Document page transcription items
++++

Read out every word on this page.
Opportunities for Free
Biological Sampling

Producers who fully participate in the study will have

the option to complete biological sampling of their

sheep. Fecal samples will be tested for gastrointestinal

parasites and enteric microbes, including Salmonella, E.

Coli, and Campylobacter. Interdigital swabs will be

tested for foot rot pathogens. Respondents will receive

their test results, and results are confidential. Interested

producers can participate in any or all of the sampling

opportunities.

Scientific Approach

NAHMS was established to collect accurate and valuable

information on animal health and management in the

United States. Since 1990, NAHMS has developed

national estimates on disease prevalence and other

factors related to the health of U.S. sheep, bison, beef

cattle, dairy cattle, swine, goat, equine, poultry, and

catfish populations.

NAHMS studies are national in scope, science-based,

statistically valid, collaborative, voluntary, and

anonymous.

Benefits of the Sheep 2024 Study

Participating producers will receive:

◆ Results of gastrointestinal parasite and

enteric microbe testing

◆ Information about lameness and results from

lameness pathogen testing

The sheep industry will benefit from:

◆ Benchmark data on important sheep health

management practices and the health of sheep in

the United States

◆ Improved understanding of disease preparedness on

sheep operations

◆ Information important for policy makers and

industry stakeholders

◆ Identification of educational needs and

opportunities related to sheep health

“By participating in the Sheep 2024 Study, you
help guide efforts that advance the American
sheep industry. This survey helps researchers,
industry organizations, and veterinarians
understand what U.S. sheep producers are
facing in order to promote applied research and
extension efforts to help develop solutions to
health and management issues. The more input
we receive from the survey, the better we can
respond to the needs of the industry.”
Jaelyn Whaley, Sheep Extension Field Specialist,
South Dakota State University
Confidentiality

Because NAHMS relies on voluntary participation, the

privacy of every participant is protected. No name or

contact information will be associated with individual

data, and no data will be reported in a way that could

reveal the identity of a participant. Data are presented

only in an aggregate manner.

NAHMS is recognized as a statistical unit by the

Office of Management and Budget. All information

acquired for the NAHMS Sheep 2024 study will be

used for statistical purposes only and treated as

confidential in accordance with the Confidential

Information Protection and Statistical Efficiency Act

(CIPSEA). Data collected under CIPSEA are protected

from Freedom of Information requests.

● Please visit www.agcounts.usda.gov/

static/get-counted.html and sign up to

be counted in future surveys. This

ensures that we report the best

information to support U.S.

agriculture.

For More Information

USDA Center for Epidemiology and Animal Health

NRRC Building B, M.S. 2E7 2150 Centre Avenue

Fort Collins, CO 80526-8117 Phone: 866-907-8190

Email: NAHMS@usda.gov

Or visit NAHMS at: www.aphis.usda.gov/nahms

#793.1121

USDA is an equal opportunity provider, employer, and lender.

++++

__WHAT IS REQUIRED__.
Nothing in the records may be left out; copy them all exactly.

__RESULT FOR THIS TASK__.
Read out every word on this page.
Opportunities for Free
Biological Sampling

Producers who fully participate in the study will have

the option to complete biological sampling of their

sheep. Fecal samples will be tested for gastrointestinal

parasites and enteric microbes, including Salmonella, E.

Coli, and Campylobacter. Interdigital swabs will be

tested for foot rot pathogens. Respondents will receive

their test results, and results are confidential. Interested

producers can participate in any or all of the sampling

opportunities.

Scientific Approach

NAHMS was established to collect accurate and valuable

information on animal health and management in the

United States. Since 1990, NAHMS has developed

national estimates on disease prevalence and other

factors related to the health of U.S. sheep, bison, beef

cattle, dairy cattle, swine, goat, equine, poultry, and

catfish populations.

NAHMS studies are national in scope, science-based,

statistically valid, collaborative, voluntary, and

anonymous.

Benefits of the Sheep 2024 Study

Participating producers will receive:

◆ Results of gastrointestinal parasite and

enteric microbe testing

◆ Information about lameness and results from

lameness pathogen testing

The sheep industry will benefit from:

◆ Benchmark data on important sheep health

management practices and the health of sheep in

the United States

◆ Improved understanding of disease preparedness on

sheep operations

◆ Information important for policy makers and

industry stakeholders

◆ Identification of educational needs and

opportunities related to sheep health

“By participating in the Sheep 2024 Study, you
help guide efforts that advance the American
sheep industry. This survey helps researchers,
industry organizations, and veterinarians
understand what U.S. sheep producers are
facing in order to promote applied research and
extension efforts to help develop solutions to
health and management issues. The more input
we receive from the survey, the better we can
respond to the needs of the industry.”
Jaelyn Whaley, Sheep Extension Field Specialist,
South Dakota State University
Confidentiality

Because NAHMS relies on voluntary participation, the

privacy of every participant is protected. No name or

contact information will be associated with individual

data, and no data will be reported in a way that could

reveal the identity of a participant. Data are presented

only in an aggregate manner.

NAHMS is recognized as a statistical unit by the

Office of Management and Budget. All information

acquired for the NAHMS Sheep 2024 study will be

used for statistical purposes only and treated as

confidential in accordance with the Confidential

Information Protection and Statistical Efficiency Act

(CIPSEA). Data collected under CIPSEA are protected

from Freedom of Information requests.

● Please visit www.agcounts.usda.gov/

static/get-counted.html and sign up to

be counted in future surveys. This

ensures that we report the best

information to support U.S.

agriculture.

For More Information

USDA Center for Epidemiology and Animal Health

NRRC Building B, M.S. 2E7 2150 Centre Avenue

Fort Collins, CO 80526-8117 Phone: 866-907-8190

Email: NAHMS@usda.gov

Or visit NAHMS at: www.aphis.usda.gov/nahms

#793.1121

USDA is an equal opportunity provider, employer, and lender.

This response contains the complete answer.